>> START

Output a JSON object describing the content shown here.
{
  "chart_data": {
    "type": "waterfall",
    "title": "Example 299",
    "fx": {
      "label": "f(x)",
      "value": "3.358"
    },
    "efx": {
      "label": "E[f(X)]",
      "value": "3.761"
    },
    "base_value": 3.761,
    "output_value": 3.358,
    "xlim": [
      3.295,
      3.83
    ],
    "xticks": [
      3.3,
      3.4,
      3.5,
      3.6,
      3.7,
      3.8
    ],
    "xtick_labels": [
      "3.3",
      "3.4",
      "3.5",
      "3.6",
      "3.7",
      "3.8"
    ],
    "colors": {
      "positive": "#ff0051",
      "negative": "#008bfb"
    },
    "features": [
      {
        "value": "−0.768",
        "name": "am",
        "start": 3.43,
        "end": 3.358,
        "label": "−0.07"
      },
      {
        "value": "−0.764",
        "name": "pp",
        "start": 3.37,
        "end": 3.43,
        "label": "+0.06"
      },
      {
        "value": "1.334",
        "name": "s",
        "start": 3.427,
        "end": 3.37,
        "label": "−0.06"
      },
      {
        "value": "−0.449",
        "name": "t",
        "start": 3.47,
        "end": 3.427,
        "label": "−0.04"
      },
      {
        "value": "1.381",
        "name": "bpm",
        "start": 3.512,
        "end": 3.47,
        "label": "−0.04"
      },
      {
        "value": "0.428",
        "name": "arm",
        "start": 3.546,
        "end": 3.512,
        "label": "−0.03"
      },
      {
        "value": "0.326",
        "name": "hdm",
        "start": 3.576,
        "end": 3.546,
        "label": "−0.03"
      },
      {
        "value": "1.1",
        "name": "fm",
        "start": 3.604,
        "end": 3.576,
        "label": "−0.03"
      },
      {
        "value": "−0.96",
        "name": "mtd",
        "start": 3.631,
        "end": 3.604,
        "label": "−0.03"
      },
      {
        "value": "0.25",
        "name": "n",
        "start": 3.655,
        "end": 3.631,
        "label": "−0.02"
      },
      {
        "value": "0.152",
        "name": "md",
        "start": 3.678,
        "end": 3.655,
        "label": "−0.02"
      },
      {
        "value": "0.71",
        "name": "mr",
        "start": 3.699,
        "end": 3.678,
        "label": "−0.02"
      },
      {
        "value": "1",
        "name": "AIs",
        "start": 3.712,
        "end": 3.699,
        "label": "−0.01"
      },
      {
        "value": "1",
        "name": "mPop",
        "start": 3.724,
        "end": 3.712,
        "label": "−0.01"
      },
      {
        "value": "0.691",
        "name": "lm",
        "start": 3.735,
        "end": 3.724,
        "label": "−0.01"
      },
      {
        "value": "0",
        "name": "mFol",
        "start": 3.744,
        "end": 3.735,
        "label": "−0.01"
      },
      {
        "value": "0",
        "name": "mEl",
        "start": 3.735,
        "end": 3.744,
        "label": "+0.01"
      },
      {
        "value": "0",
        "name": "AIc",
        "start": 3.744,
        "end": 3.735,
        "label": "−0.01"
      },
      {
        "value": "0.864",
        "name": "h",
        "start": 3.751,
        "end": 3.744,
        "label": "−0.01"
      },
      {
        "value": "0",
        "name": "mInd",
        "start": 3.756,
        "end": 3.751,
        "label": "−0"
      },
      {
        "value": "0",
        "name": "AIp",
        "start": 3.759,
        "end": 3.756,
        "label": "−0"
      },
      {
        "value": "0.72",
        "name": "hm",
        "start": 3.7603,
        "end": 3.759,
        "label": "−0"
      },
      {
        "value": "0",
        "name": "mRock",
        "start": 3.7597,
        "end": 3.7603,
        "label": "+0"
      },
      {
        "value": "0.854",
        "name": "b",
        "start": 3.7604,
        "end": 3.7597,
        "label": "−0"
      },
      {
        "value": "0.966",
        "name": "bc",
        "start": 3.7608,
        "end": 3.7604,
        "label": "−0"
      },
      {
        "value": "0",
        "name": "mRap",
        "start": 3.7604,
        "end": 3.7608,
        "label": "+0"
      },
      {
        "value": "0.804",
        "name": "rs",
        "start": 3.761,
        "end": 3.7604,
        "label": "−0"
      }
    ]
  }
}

>> END

# Do this:
Repeat every record exactly as written, please.

# Task solution:
Output a JSON object describing the content shown here.
{
  "chart_data": {
    "type": "waterfall",
    "title": "Example 299",
    "fx": {
      "label": "f(x)",
      "value": "3.358"
    },
    "efx": {
      "label": "E[f(X)]",
      "value": "3.761"
    },
    "base_value": 3.761,
    "output_value": 3.358,
    "xlim": [
      3.295,
      3.83
    ],
    "xticks": [
      3.3,
      3.4,
      3.5,
      3.6,
      3.7,
      3.8
    ],
    "xtick_labels": [
      "3.3",
      "3.4",
      "3.5",
      "3.6",
      "3.7",
      "3.8"
    ],
    "colors": {
      "positive": "#ff0051",
      "negative": "#008bfb"
    },
    "features": [
      {
        "value": "−0.768",
        "name": "am",
        "start": 3.43,
        "end": 3.358,
        "label": "−0.07"
      },
      {
        "value": "−0.764",
        "name": "pp",
        "start": 3.37,
        "end": 3.43,
        "label": "+0.06"
      },
      {
        "value": "1.334",
        "name": "s",
        "start": 3.427,
        "end": 3.37,
        "label": "−0.06"
      },
      {
        "value": "−0.449",
        "name": "t",
        "start": 3.47,
        "end": 3.427,
        "label": "−0.04"
      },
      {
        "value": "1.381",
        "name": "bpm",
        "start": 3.512,
        "end": 3.47,
        "label": "−0.04"
      },
      {
        "value": "0.428",
        "name": "arm",
        "start": 3.546,
        "end": 3.512,
        "label": "−0.03"
      },
      {
        "value": "0.326",
        "name": "hdm",
        "start": 3.576,
        "end": 3.546,
        "label": "−0.03"
      },
      {
        "value": "1.1",
        "name": "fm",
        "start": 3.604,
        "end": 3.576,
        "label": "−0.03"
      },
      {
        "value": "−0.96",
        "name": "mtd",
        "start": 3.631,
        "end": 3.604,
        "label": "−0.03"
      },
      {
        "value": "0.25",
        "name": "n",
        "start": 3.655,
        "end": 3.631,
        "label": "−0.02"
      },
      {
        "value": "0.152",
        "name": "md",
        "start": 3.678,
        "end": 3.655,
        "label": "−0.02"
      },
      {
        "value": "0.71",
        "name": "mr",
        "start": 3.699,
        "end": 3.678,
        "label": "−0.02"
      },
      {
        "value": "1",
        "name": "AIs",
        "start": 3.712,
        "end": 3.699,
        "label": "−0.01"
      },
      {
        "value": "1",
        "name": "mPop",
        "start": 3.724,
        "end": 3.712,
        "label": "−0.01"
      },
      {
        "value": "0.691",
        "name": "lm",
        "start": 3.735,
        "end": 3.724,
        "label": "−0.01"
      },
      {
        "value": "0",
        "name": "mFol",
        "start": 3.744,
        "end": 3.735,
        "label": "−0.01"
      },
      {
        "value": "0",
        "name": "mEl",
        "start": 3.735,
        "end": 3.744,
        "label": "+0.01"
      },
      {
        "value": "0",
        "name": "AIc",
        "start": 3.744,
        "end": 3.735,
        "label": "−0.01"
      },
      {
        "value": "0.864",
        "name": "h",
        "start": 3.751,
        "end": 3.744,
        "label": "−0.01"
      },
      {
        "value": "0",
        "name": "mInd",
        "start": 3.756,
        "end": 3.751,
        "label": "−0"
      },
      {
        "value": "0",
        "name": "AIp",
        "start": 3.759,
        "end": 3.756,
        "label": "−0"
      },
      {
        "value": "0.72",
        "name": "hm",
        "start": 3.7603,
        "end": 3.759,
        "label": "−0"
      },
      {
        "value": "0",
        "name": "mRock",
        "start": 3.7597,
        "end": 3.7603,
        "label": "+0"
      },
      {
        "value": "0.854",
        "name": "b",
        "start": 3.7604,
        "end": 3.7597,
        "label": "−0"
      },
      {
        "value": "0.966",
        "name": "bc",
        "start": 3.7608,
        "end": 3.7604,
        "label": "−0"
      },
      {
        "value": "0",
        "name": "mRap",
        "start": 3.7604,
        "end": 3.7608,
        "label": "+0"
      },
      {
        "value": "0.804",
        "name": "rs",
        "start": 3.761,
        "end": 3.7604,
        "label": "−0"
      }
    ]
  }
}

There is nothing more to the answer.